- [Problem details]:
Extract all lines from the data beneath that include the word "What".

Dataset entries
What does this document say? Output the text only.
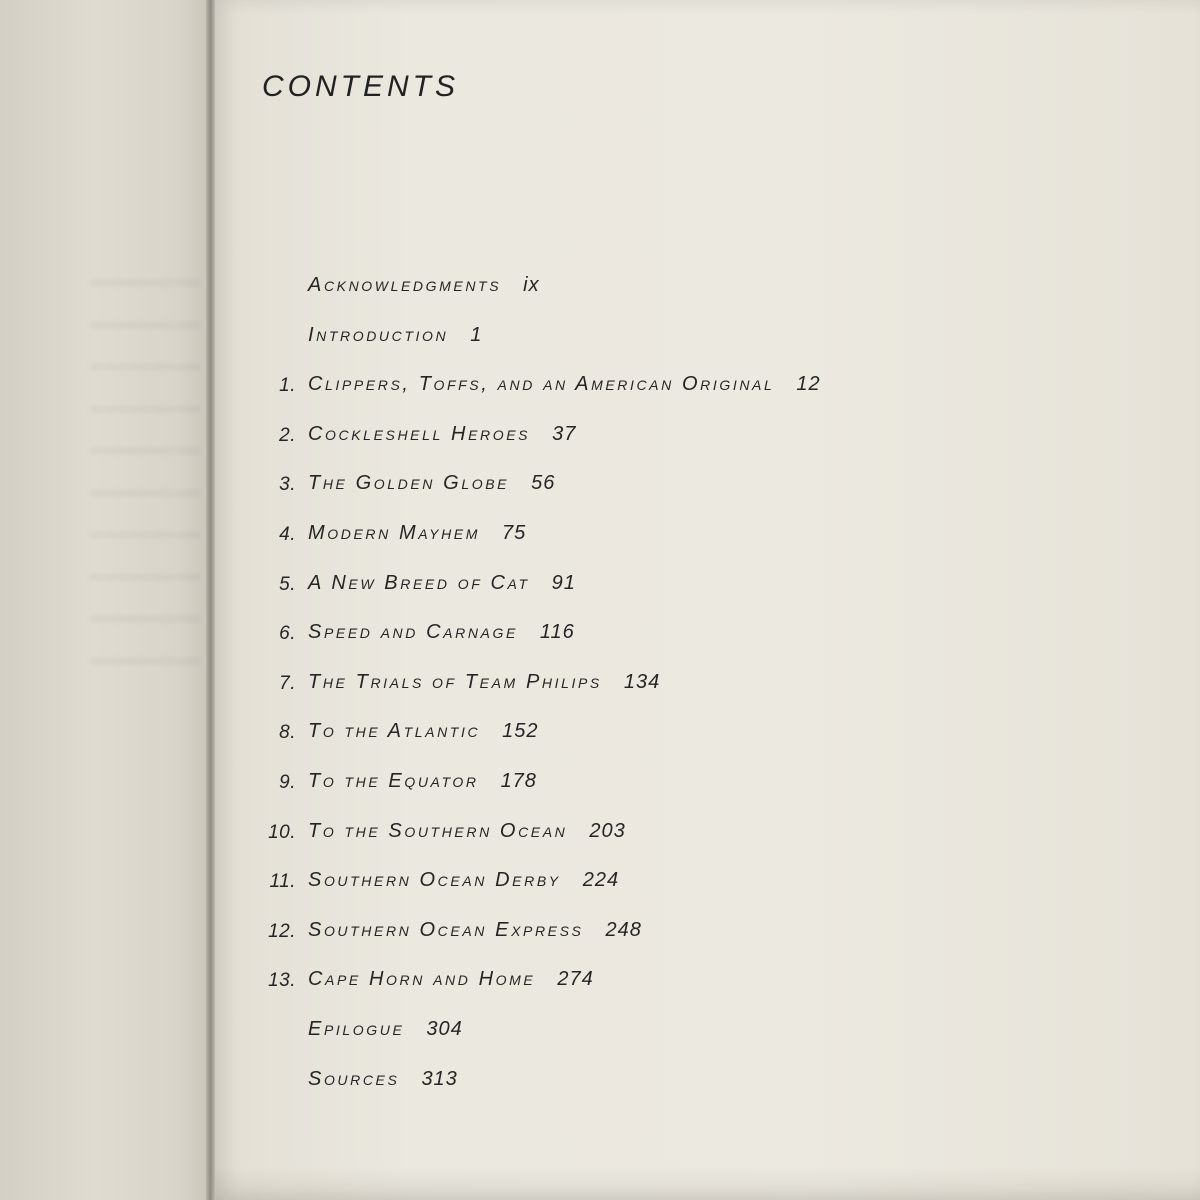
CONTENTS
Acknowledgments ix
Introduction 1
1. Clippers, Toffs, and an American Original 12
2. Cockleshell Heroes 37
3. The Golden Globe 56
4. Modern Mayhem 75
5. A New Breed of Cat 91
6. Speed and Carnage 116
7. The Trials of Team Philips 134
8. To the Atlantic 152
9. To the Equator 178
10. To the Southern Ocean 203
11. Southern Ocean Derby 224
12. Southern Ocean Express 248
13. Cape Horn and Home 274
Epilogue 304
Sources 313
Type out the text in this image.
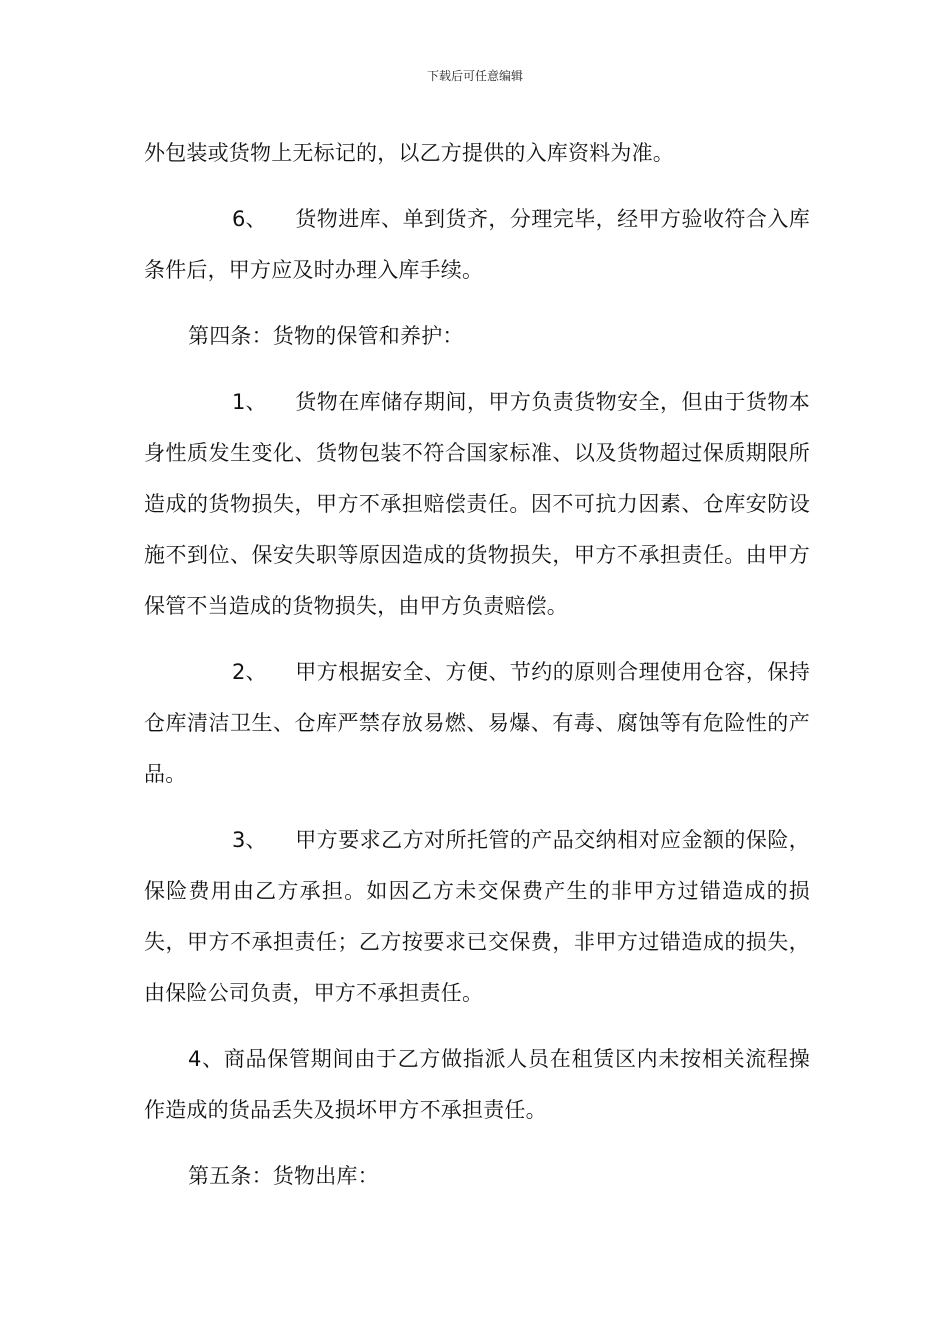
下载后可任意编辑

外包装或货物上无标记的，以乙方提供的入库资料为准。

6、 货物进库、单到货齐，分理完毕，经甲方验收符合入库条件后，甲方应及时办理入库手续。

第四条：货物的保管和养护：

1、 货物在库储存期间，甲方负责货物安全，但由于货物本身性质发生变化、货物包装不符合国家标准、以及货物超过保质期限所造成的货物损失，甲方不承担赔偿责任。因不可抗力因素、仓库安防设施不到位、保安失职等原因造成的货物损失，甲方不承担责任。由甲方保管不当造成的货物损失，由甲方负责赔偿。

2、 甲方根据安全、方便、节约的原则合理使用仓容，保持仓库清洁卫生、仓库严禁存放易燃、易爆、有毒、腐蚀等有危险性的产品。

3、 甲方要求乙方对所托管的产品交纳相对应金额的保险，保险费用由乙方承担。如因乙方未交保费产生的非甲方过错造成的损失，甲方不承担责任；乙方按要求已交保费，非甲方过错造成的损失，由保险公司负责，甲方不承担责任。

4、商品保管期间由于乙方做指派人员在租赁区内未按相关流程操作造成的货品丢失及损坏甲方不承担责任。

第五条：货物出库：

* * *

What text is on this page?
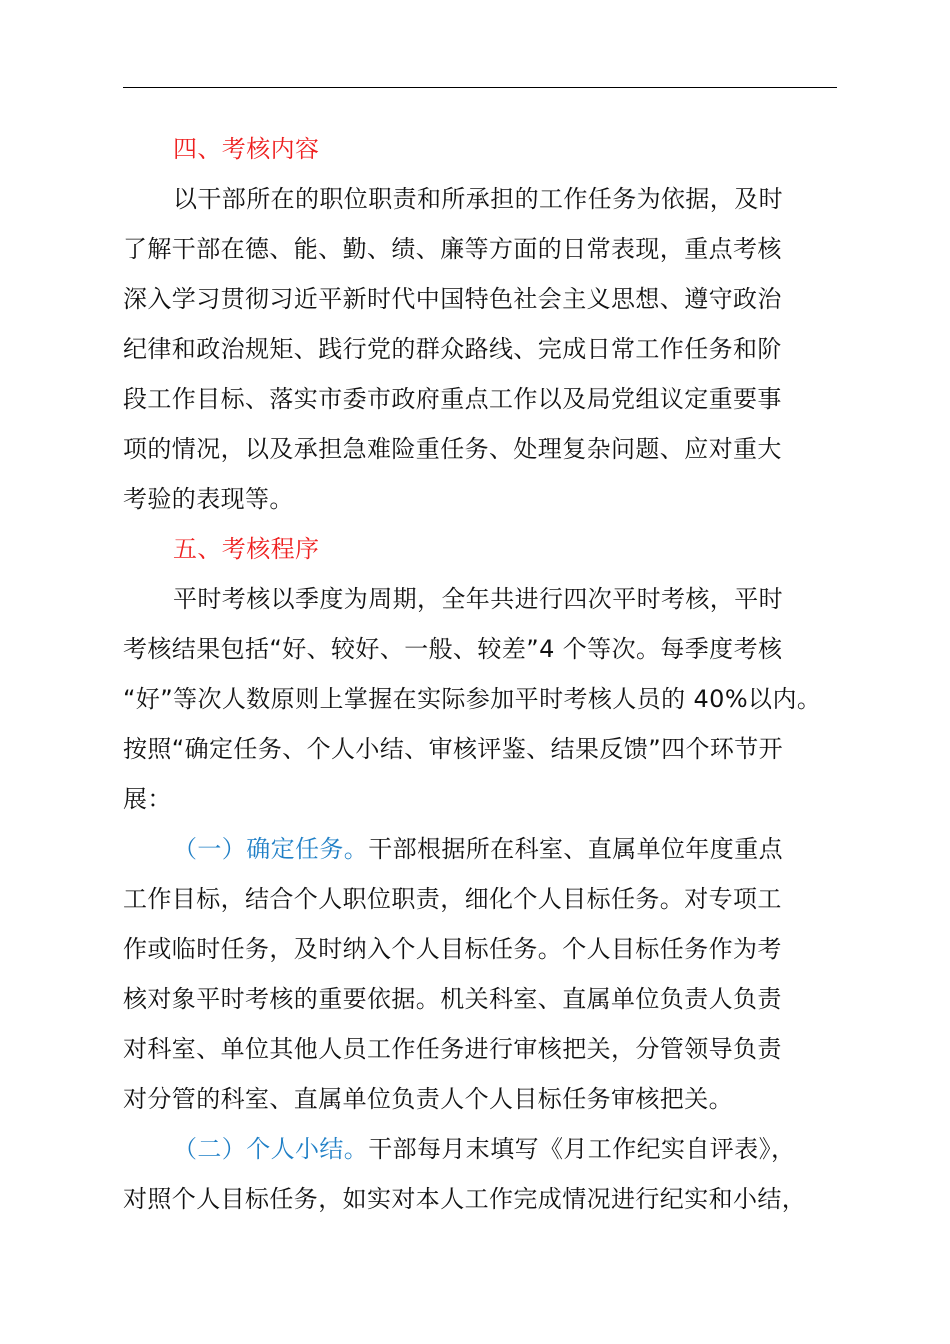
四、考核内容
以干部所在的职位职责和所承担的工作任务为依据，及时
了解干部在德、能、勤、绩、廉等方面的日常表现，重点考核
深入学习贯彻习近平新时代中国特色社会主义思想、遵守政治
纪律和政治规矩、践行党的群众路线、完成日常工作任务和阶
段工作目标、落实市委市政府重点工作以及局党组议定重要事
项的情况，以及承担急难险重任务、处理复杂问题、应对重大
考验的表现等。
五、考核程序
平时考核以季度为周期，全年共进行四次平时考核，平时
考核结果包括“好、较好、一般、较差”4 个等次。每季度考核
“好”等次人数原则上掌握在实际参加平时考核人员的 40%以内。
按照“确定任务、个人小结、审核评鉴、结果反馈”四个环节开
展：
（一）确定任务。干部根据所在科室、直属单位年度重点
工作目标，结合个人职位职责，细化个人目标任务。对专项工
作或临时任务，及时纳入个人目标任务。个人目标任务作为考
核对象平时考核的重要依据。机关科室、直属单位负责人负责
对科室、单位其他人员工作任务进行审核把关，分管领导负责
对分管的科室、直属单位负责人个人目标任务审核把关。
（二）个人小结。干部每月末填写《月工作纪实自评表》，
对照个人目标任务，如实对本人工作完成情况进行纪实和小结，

- [Expected answer]:
What does this document say? Output the text only.
What text is on this page?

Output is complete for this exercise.